Aufgabe: Schreiben Sie den Text über den Grenzort Portbou vollständig und wortgetreu ab.

Vorliegender Text:
::::

Der spanische Grenzort Portbou war in den 1940er-Jahren Hoffnungsziel für Flüchtlinge vor Hitler und dem Terror der Gestapo. Einer davon war der Philosoph, Kulturtheoretiker und Dichter Walter Benjamin. In der Nacht vom 26. auf den 27. September 1940 nahm er sich dort das Leben.

Dort, wo die Grenze zwischen Frankreich und Spanien verläuft, stürzen die Ausläufer der Pyre­näen schroff in das Mittelmeer. Nördlich der Grenze liegt die Côte Vermeille, deren Azur schon Henri Matisse gepriesen hat, und an deren Küste Orte mit lockenden Namen angesiedelt sind: Callioure, Port Vendres, Banyuls und Cerbère. Südlich des Gebirges, unmittelbar nach dem Bahntunnel, der hier neben den Schmugglerpfaden ein Jahrhundert lang die einzige Verbindung zwischen Nord und Süd war, liegt der Ort Portbou an der Costa Brava.

Welch seltsamer Name: Portbou. Dunkel der Klang, dunkel die Vokale. Mitunter getrennt in zwei Worte: Port Bou. Das lässt auf einen Hafen schließen, aber der war immer unbedeutend und ist es heute noch. Wichtig wurde Portbou als Bahnhof. Als Drohung oder Krönung liegt er beherrschend über dem Ort: optisch durch seine überdimensionale Größe, wirtschaftlich als Endpunkt der spanischen Eisenbahnen und in den 1940er-Jahren als Hoffnungsziel für Abertausende Flüchtlinge vor Hitlers Schergen und dem gnadenlosen Terror der Gestapo.

::::

Datenauszüge:

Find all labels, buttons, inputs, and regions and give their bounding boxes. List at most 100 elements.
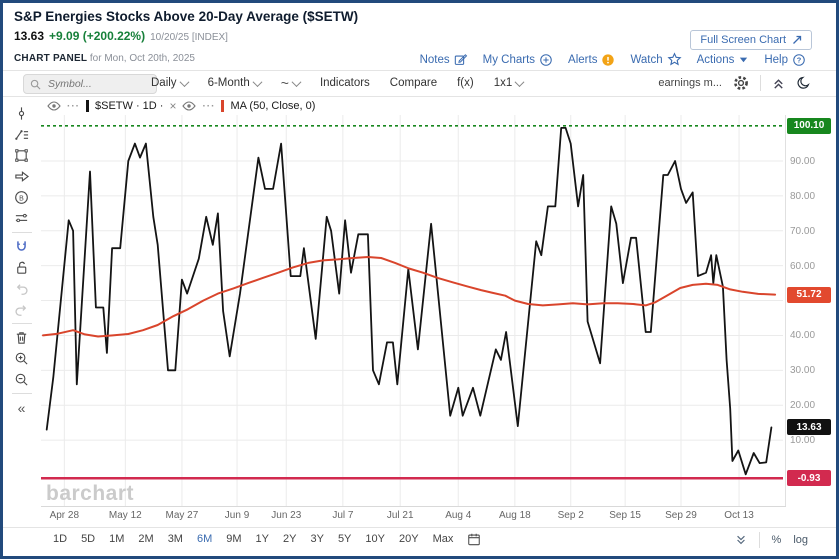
expand-arrow-icon	[792, 35, 802, 45]
divider	[760, 75, 761, 91]
double-chevron-down-icon[interactable]	[735, 534, 747, 546]
redo[interactable]	[10, 299, 34, 320]
log-scale-toggle[interactable]: log	[793, 534, 808, 546]
divider	[11, 393, 32, 394]
y-tick-label: 90.00	[790, 156, 816, 168]
undo[interactable]	[10, 278, 34, 299]
chart-panel-window: S&P Energies Stocks Above 20-Day Average…	[0, 0, 839, 559]
y-tick-label: 80.00	[790, 190, 816, 202]
range-5y[interactable]: 5Y	[338, 533, 351, 545]
collapse-toolbar[interactable]: «	[10, 397, 34, 418]
caret-down-icon	[738, 54, 749, 65]
range-max[interactable]: Max	[433, 533, 454, 545]
page-title: S&P Energies Stocks Above 20-Day Average…	[14, 9, 359, 24]
range-1y[interactable]: 1Y	[256, 533, 269, 545]
panel-label: CHART PANEL	[14, 53, 88, 64]
range-3m[interactable]: 3M	[168, 533, 183, 545]
range-dropdown[interactable]: 6-Month	[208, 76, 263, 89]
eye-icon[interactable]	[182, 101, 197, 111]
x-tick-label: Apr 28	[49, 510, 80, 521]
x-tick-label: May 12	[108, 510, 142, 521]
price-chart[interactable]	[41, 115, 785, 506]
line-style-dropdown[interactable]: ~	[281, 75, 302, 91]
indicators-button[interactable]: Indicators	[320, 77, 370, 89]
y-tick-label: 10.00	[790, 435, 816, 447]
series2-label: MA (50, Close, 0)	[230, 100, 316, 112]
divider	[3, 96, 836, 97]
arrow-tool[interactable]	[10, 166, 34, 187]
x-tick-label: Jun 23	[271, 510, 302, 521]
gear-icon[interactable]	[733, 75, 749, 91]
range-9m[interactable]: 9M	[226, 533, 241, 545]
series2-color-bar	[221, 100, 225, 112]
symbol-search[interactable]	[23, 74, 157, 94]
magnet-tool[interactable]	[10, 236, 34, 257]
divider	[3, 527, 836, 528]
cursor-tool[interactable]	[10, 103, 34, 124]
x-tick-label: May 27	[165, 510, 199, 521]
panel-subtitle: CHART PANEL for Mon, Oct 20th, 2025	[14, 53, 195, 64]
alerts-link[interactable]: Alerts	[568, 53, 615, 67]
range-20y[interactable]: 20Y	[399, 533, 419, 545]
help-icon: ?	[792, 53, 806, 67]
zoom-in[interactable]	[10, 348, 34, 369]
compare-button[interactable]: Compare	[390, 77, 437, 89]
time-range-selector: 1D 5D 1M 2M 3M 6M 9M 1Y 2Y 3Y 5Y 10Y 20Y Max	[53, 532, 481, 546]
notes-link[interactable]: Notes	[420, 53, 468, 67]
watch-link[interactable]: Watch	[630, 52, 682, 67]
range-5d[interactable]: 5D	[81, 533, 95, 545]
svg-text:B: B	[19, 195, 24, 202]
lock-tool[interactable]	[10, 257, 34, 278]
quote-date-info: 10/20/25 [INDEX]	[150, 32, 228, 43]
x-tick-label: Aug 18	[499, 510, 531, 521]
plot-right-border	[785, 115, 786, 506]
my-charts-link[interactable]: My Charts	[483, 53, 553, 67]
double-chevron-up-icon[interactable]	[772, 76, 785, 90]
divider	[758, 532, 760, 548]
range-1d[interactable]: 1D	[53, 533, 67, 545]
shapes-tool[interactable]	[10, 145, 34, 166]
full-screen-chart-button[interactable]: Full Screen Chart	[690, 30, 812, 50]
circled-b-tool[interactable]: B	[10, 187, 34, 208]
axis-badge-100.10: 100.10	[787, 117, 831, 134]
chart-toolbar: Daily 6-Month ~ Indicators Compare f(x) …	[151, 74, 525, 92]
remove-series-icon[interactable]: ×	[169, 99, 176, 113]
series1-label: $SETW · 1D ·	[95, 100, 164, 112]
percent-scale-toggle[interactable]: %	[772, 534, 782, 546]
range-2y[interactable]: 2Y	[283, 533, 296, 545]
earnings-toggle[interactable]: earnings m...	[658, 77, 722, 89]
zoom-out[interactable]	[10, 369, 34, 390]
symbol-input[interactable]	[46, 77, 140, 91]
series-options-icon[interactable]: ···	[202, 101, 215, 112]
divider	[3, 70, 836, 71]
indicator-lines-tool[interactable]	[10, 208, 34, 229]
price-change: +9.09 (+200.22%)	[49, 29, 146, 43]
x-tick-label: Jun 9	[224, 510, 250, 521]
eye-icon[interactable]	[47, 101, 61, 111]
price-series-line	[45, 126, 773, 476]
plus-circle-icon	[539, 53, 553, 67]
chart-legend: ··· $SETW · 1D · × ··· MA (50, Close, 0)	[47, 99, 315, 113]
quote-row: 13.63 +9.09 (+200.22%) 10/20/25 [INDEX]	[14, 29, 228, 43]
range-6m[interactable]: 6M	[197, 533, 212, 545]
search-icon	[30, 79, 41, 90]
moon-icon[interactable]	[796, 76, 810, 90]
annotation-tool[interactable]	[10, 124, 34, 145]
help-link[interactable]: Help?	[764, 53, 806, 67]
x-tick-label: Sep 2	[557, 510, 584, 521]
drawing-tools-sidebar: B «	[3, 103, 40, 418]
actions-link[interactable]: Actions	[697, 54, 750, 66]
calendar-icon[interactable]	[467, 532, 481, 546]
range-10y[interactable]: 10Y	[365, 533, 385, 545]
range-2m[interactable]: 2M	[138, 533, 153, 545]
delete-tool[interactable]	[10, 327, 34, 348]
range-3y[interactable]: 3Y	[310, 533, 323, 545]
fx-button[interactable]: f(x)	[457, 77, 474, 89]
grid-layout-dropdown[interactable]: 1x1	[494, 76, 525, 89]
range-1m[interactable]: 1M	[109, 533, 124, 545]
x-tick-label: Sep 29	[665, 510, 697, 521]
frequency-dropdown[interactable]: Daily	[151, 76, 190, 89]
full-screen-label: Full Screen Chart	[700, 34, 786, 46]
series-options-icon[interactable]: ···	[67, 101, 80, 112]
y-tick-label: 40.00	[790, 330, 816, 342]
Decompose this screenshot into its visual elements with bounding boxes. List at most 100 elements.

::::

Vollständige Antwort:
Der spanische Grenzort Portbou war in den 1940er-Jahren Hoffnungsziel für Flüchtlinge vor Hitler und dem Terror der Gestapo. Einer davon war der Philosoph, Kulturtheoretiker und Dichter Walter Benjamin. In der Nacht vom 26. auf den 27. September 1940 nahm er sich dort das Leben.

Dort, wo die Grenze zwischen Frankreich und Spanien verläuft, stürzen die Ausläufer der Pyre­näen schroff in das Mittelmeer. Nördlich der Grenze liegt die Côte Vermeille, deren Azur schon Henri Matisse gepriesen hat, und an deren Küste Orte mit lockenden Namen angesiedelt sind: Callioure, Port Vendres, Banyuls und Cerbère. Südlich des Gebirges, unmittelbar nach dem Bahntunnel, der hier neben den Schmugglerpfaden ein Jahrhundert lang die einzige Verbindung zwischen Nord und Süd war, liegt der Ort Portbou an der Costa Brava.

Welch seltsamer Name: Portbou. Dunkel der Klang, dunkel die Vokale. Mitunter getrennt in zwei Worte: Port Bou. Das lässt auf einen Hafen schließen, aber der war immer unbedeutend und ist es heute noch. Wichtig wurde Portbou als Bahnhof. Als Drohung oder Krönung liegt er beherrschend über dem Ort: optisch durch seine überdimensionale Größe, wirtschaftlich als Endpunkt der spanischen Eisenbahnen und in den 1940er-Jahren als Hoffnungsziel für Abertausende Flüchtlinge vor Hitlers Schergen und dem gnadenlosen Terror der Gestapo.